● **Dataset records**:
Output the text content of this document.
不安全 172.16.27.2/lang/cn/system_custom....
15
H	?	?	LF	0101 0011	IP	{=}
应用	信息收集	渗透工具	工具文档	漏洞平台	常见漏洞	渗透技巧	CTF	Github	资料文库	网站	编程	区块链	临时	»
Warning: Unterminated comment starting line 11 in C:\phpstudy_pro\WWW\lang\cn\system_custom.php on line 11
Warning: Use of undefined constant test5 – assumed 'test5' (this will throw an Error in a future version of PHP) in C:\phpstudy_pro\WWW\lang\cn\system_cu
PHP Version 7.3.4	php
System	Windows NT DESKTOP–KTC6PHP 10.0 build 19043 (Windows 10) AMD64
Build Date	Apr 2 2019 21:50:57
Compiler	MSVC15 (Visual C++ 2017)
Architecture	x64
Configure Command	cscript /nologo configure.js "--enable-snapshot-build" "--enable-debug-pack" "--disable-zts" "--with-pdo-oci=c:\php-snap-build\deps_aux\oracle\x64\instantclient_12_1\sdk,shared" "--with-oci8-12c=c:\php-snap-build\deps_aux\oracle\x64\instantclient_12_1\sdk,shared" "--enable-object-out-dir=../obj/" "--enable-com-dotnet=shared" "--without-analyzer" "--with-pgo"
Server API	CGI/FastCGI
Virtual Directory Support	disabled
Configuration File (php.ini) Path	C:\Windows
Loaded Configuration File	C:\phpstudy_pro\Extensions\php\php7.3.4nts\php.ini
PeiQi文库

● **Directions**: Please output the entries above, every line exactly as it reads.

● **Response**:
Output the text content of this document.
不安全 172.16.27.2/lang/cn/system_custom....
15
H	?	?	LF	0101 0011	IP	{=}
应用	信息收集	渗透工具	工具文档	漏洞平台	常见漏洞	渗透技巧	CTF	Github	资料文库	网站	编程	区块链	临时	»
Warning: Unterminated comment starting line 11 in C:\phpstudy_pro\WWW\lang\cn\system_custom.php on line 11
Warning: Use of undefined constant test5 – assumed 'test5' (this will throw an Error in a future version of PHP) in C:\phpstudy_pro\WWW\lang\cn\system_cu
PHP Version 7.3.4	php
System	Windows NT DESKTOP–KTC6PHP 10.0 build 19043 (Windows 10) AMD64
Build Date	Apr 2 2019 21:50:57
Compiler	MSVC15 (Visual C++ 2017)
Architecture	x64
Configure Command	cscript /nologo configure.js "--enable-snapshot-build" "--enable-debug-pack" "--disable-zts" "--with-pdo-oci=c:\php-snap-build\deps_aux\oracle\x64\instantclient_12_1\sdk,shared" "--with-oci8-12c=c:\php-snap-build\deps_aux\oracle\x64\instantclient_12_1\sdk,shared" "--enable-object-out-dir=../obj/" "--enable-com-dotnet=shared" "--without-analyzer" "--with-pgo"
Server API	CGI/FastCGI
Virtual Directory Support	disabled
Configuration File (php.ini) Path	C:\Windows
Loaded Configuration File	C:\phpstudy_pro\Extensions\php\php7.3.4nts\php.ini
PeiQi文库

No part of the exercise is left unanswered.